**GIVEN TASK**. Retype each line of the material exactly, please, skipping any picture in it.

Collected data entries
┌──

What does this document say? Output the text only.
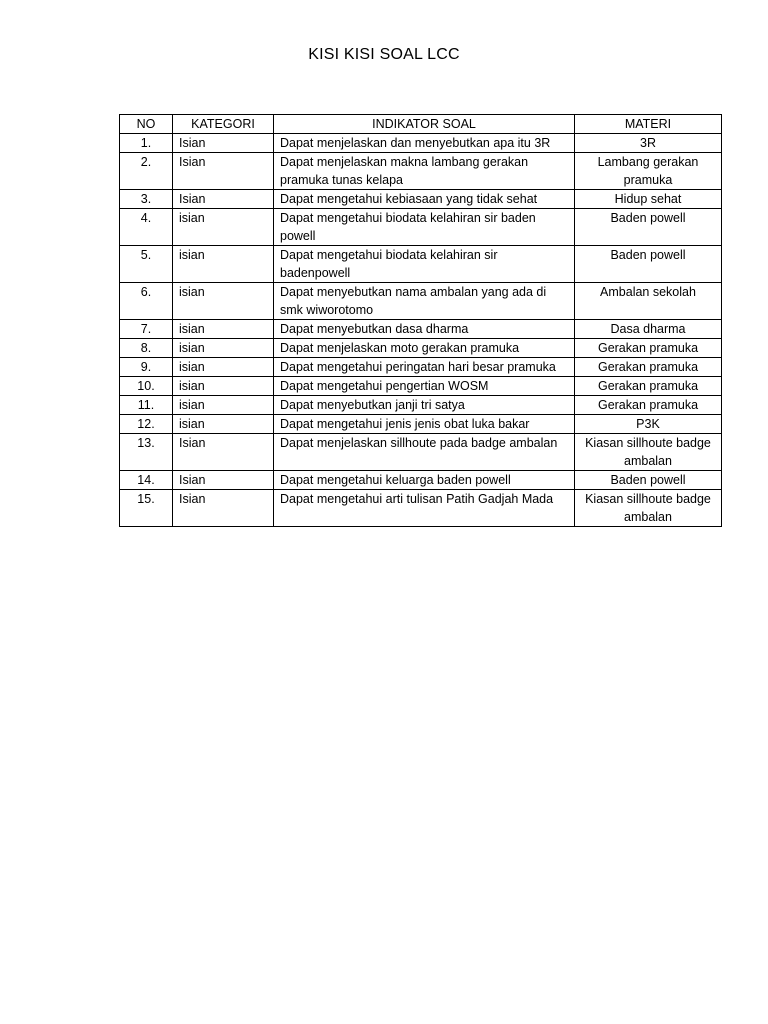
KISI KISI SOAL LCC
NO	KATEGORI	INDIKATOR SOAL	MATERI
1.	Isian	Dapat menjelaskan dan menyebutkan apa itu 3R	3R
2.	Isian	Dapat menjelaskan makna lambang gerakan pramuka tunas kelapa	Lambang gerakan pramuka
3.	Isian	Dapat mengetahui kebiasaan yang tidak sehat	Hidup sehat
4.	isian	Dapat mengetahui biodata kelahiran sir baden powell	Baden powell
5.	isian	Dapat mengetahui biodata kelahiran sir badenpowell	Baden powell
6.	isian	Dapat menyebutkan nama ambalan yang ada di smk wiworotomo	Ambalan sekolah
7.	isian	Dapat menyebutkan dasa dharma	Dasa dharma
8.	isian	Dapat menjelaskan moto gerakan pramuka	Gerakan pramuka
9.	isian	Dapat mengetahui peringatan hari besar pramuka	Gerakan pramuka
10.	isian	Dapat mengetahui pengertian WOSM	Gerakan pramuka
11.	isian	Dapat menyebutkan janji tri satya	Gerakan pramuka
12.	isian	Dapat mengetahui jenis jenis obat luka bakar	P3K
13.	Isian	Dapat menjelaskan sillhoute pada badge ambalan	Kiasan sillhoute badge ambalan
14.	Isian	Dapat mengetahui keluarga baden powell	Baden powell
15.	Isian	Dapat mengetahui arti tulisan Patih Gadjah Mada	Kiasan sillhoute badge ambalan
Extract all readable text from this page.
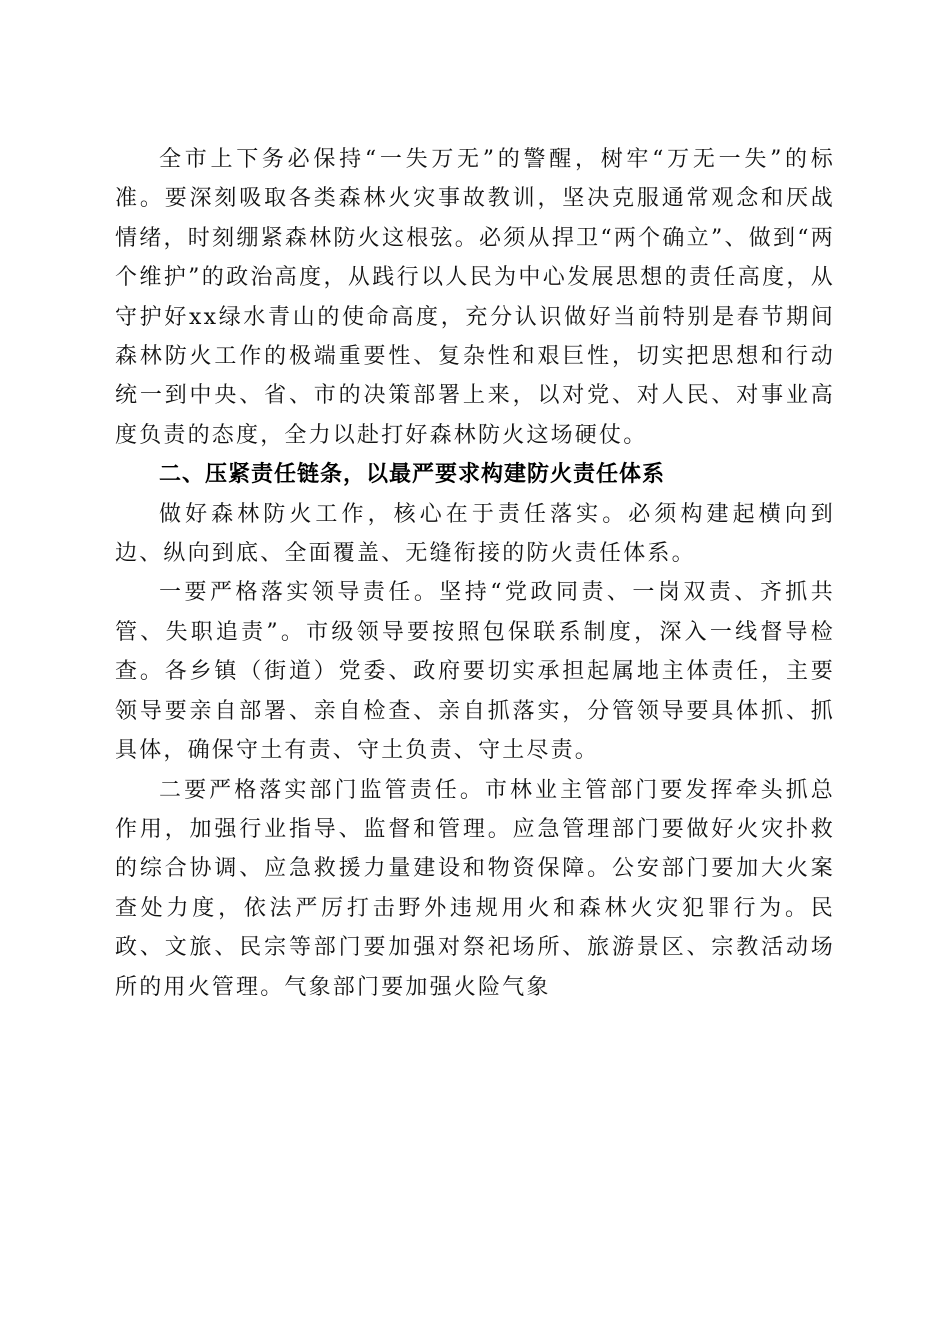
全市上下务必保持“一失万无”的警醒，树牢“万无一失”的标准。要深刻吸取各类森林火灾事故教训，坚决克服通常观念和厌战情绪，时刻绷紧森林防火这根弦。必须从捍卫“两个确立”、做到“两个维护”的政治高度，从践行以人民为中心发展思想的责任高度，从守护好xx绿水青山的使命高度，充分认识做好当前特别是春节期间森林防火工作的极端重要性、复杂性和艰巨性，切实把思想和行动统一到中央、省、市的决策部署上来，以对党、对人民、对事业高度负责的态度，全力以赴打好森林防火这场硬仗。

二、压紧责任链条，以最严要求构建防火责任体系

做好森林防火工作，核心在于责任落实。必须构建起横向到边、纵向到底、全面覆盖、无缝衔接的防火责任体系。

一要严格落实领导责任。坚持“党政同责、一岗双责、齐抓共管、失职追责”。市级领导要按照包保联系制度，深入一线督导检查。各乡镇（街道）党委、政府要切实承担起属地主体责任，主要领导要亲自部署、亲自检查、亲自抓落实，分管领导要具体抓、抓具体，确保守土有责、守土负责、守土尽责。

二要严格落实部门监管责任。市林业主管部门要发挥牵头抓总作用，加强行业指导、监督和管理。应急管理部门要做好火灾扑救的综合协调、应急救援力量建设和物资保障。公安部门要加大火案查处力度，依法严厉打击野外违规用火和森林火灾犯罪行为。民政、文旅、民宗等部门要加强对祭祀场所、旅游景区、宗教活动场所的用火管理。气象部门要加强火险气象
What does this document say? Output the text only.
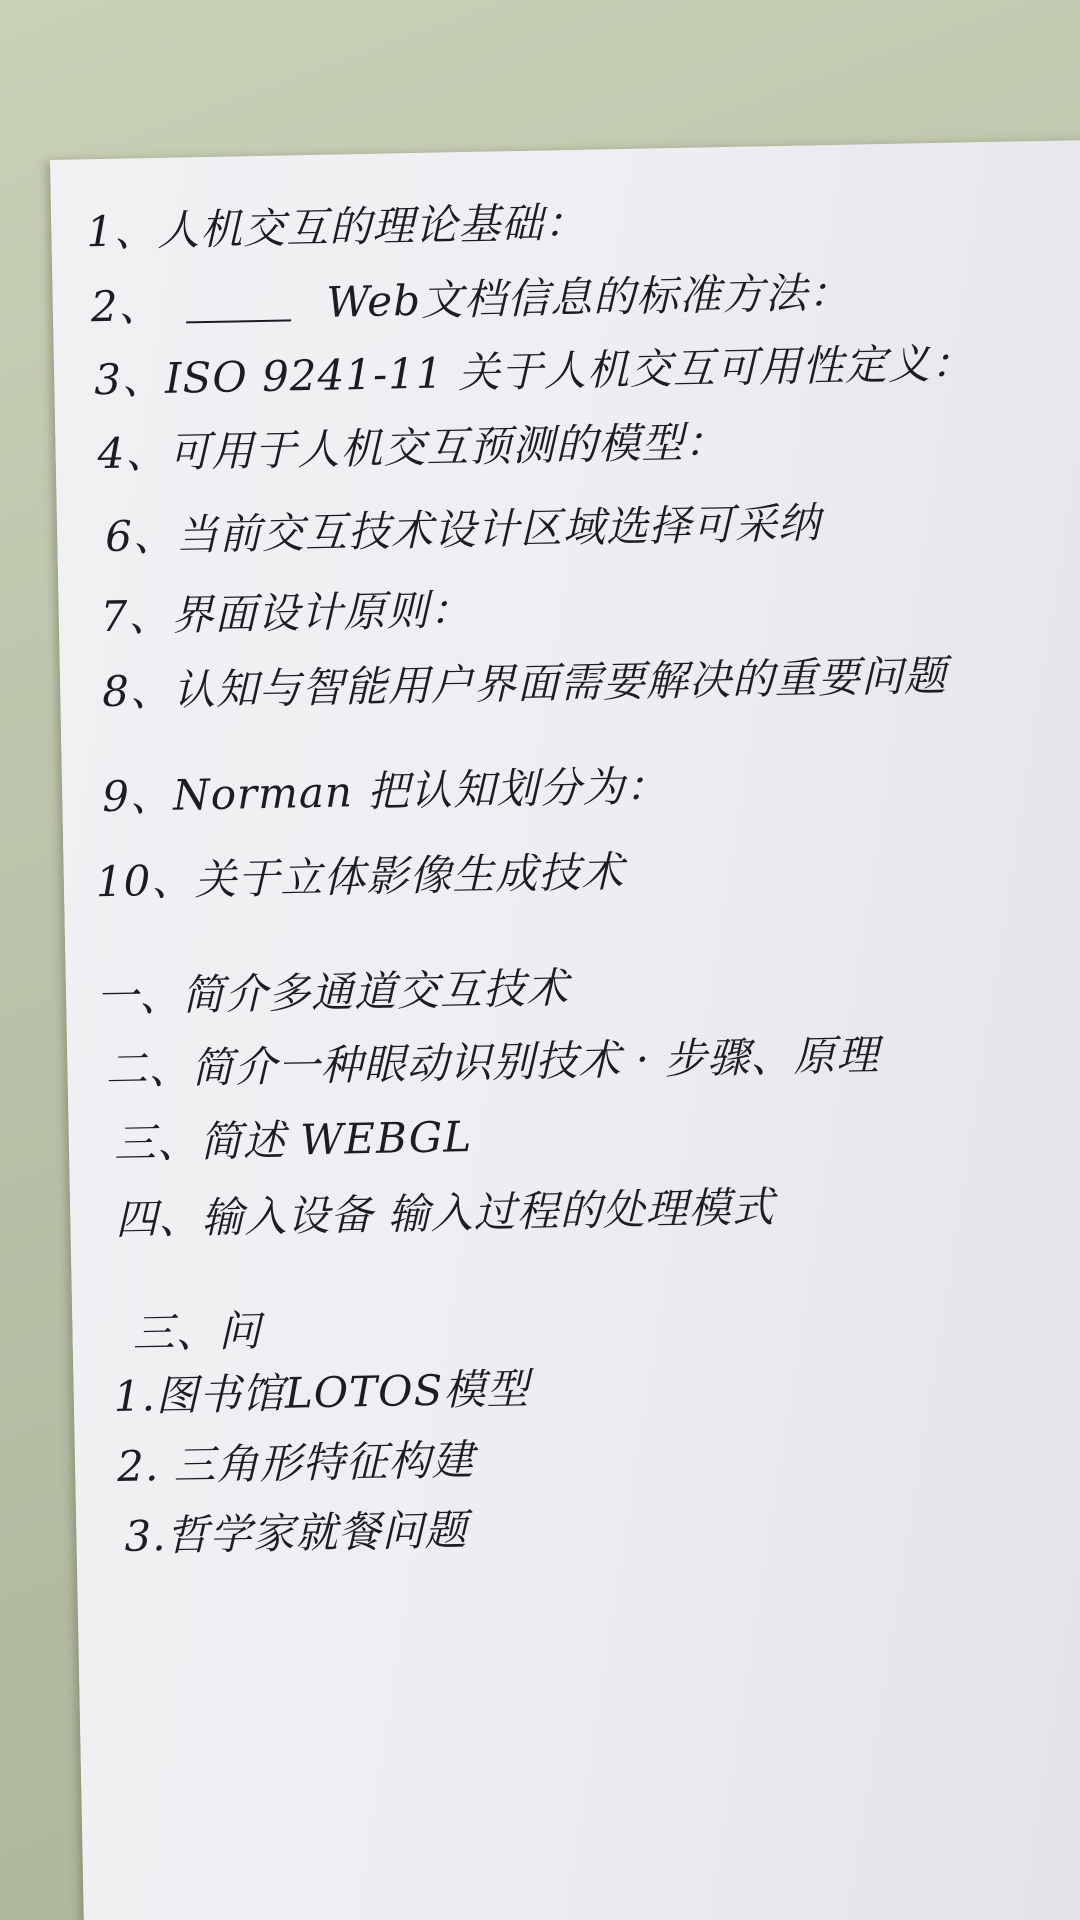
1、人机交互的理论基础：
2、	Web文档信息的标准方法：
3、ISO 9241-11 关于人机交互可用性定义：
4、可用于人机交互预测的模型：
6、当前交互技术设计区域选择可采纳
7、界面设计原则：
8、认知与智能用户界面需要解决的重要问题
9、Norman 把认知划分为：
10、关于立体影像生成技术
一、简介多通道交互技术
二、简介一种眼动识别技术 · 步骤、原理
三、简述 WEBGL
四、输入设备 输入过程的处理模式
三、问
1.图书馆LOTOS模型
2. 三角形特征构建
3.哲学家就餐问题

└──

**WRITTEN SOLUTION**.
What does this document say? Output the text only.
KISI KISI SOAL LCC
NO	KATEGORI	INDIKATOR SOAL	MATERI
1.	Isian	Dapat menjelaskan dan menyebutkan apa itu 3R	3R
2.	Isian	Dapat menjelaskan makna lambang gerakan pramuka tunas kelapa	Lambang gerakan pramuka
3.	Isian	Dapat mengetahui kebiasaan yang tidak sehat	Hidup sehat
4.	isian	Dapat mengetahui biodata kelahiran sir baden powell	Baden powell
5.	isian	Dapat mengetahui biodata kelahiran sir badenpowell	Baden powell
6.	isian	Dapat menyebutkan nama ambalan yang ada di smk wiworotomo	Ambalan sekolah
7.	isian	Dapat menyebutkan dasa dharma	Dasa dharma
8.	isian	Dapat menjelaskan moto gerakan pramuka	Gerakan pramuka
9.	isian	Dapat mengetahui peringatan hari besar pramuka	Gerakan pramuka
10.	isian	Dapat mengetahui pengertian WOSM	Gerakan pramuka
11.	isian	Dapat menyebutkan janji tri satya	Gerakan pramuka
12.	isian	Dapat mengetahui jenis jenis obat luka bakar	P3K
13.	Isian	Dapat menjelaskan sillhoute pada badge ambalan	Kiasan sillhoute badge ambalan
14.	Isian	Dapat mengetahui keluarga baden powell	Baden powell
15.	Isian	Dapat mengetahui arti tulisan Patih Gadjah Mada	Kiasan sillhoute badge ambalan
Extract all readable text from this page.
全市上下务必保持“一失万无”的警醒，树牢“万无一失”的标准。要深刻吸取各类森林火灾事故教训，坚决克服通常观念和厌战情绪，时刻绷紧森林防火这根弦。必须从捍卫“两个确立”、做到“两个维护”的政治高度，从践行以人民为中心发展思想的责任高度，从守护好xx绿水青山的使命高度，充分认识做好当前特别是春节期间森林防火工作的极端重要性、复杂性和艰巨性，切实把思想和行动统一到中央、省、市的决策部署上来，以对党、对人民、对事业高度负责的态度，全力以赴打好森林防火这场硬仗。

二、压紧责任链条，以最严要求构建防火责任体系

做好森林防火工作，核心在于责任落实。必须构建起横向到边、纵向到底、全面覆盖、无缝衔接的防火责任体系。

一要严格落实领导责任。坚持“党政同责、一岗双责、齐抓共管、失职追责”。市级领导要按照包保联系制度，深入一线督导检查。各乡镇（街道）党委、政府要切实承担起属地主体责任，主要领导要亲自部署、亲自检查、亲自抓落实，分管领导要具体抓、抓具体，确保守土有责、守土负责、守土尽责。

二要严格落实部门监管责任。市林业主管部门要发挥牵头抓总作用，加强行业指导、监督和管理。应急管理部门要做好火灾扑救的综合协调、应急救援力量建设和物资保障。公安部门要加大火案查处力度，依法严厉打击野外违规用火和森林火灾犯罪行为。民政、文旅、民宗等部门要加强对祭祀场所、旅游景区、宗教活动场所的用火管理。气象部门要加强火险气象
What does this document say? Output the text only.
1、人机交互的理论基础：
2、	Web文档信息的标准方法：
3、ISO 9241-11 关于人机交互可用性定义：
4、可用于人机交互预测的模型：
6、当前交互技术设计区域选择可采纳
7、界面设计原则：
8、认知与智能用户界面需要解决的重要问题
9、Norman 把认知划分为：
10、关于立体影像生成技术
一、简介多通道交互技术
二、简介一种眼动识别技术 · 步骤、原理
三、简述 WEBGL
四、输入设备 输入过程的处理模式
三、问
1.图书馆LOTOS模型
2. 三角形特征构建
3.哲学家就餐问题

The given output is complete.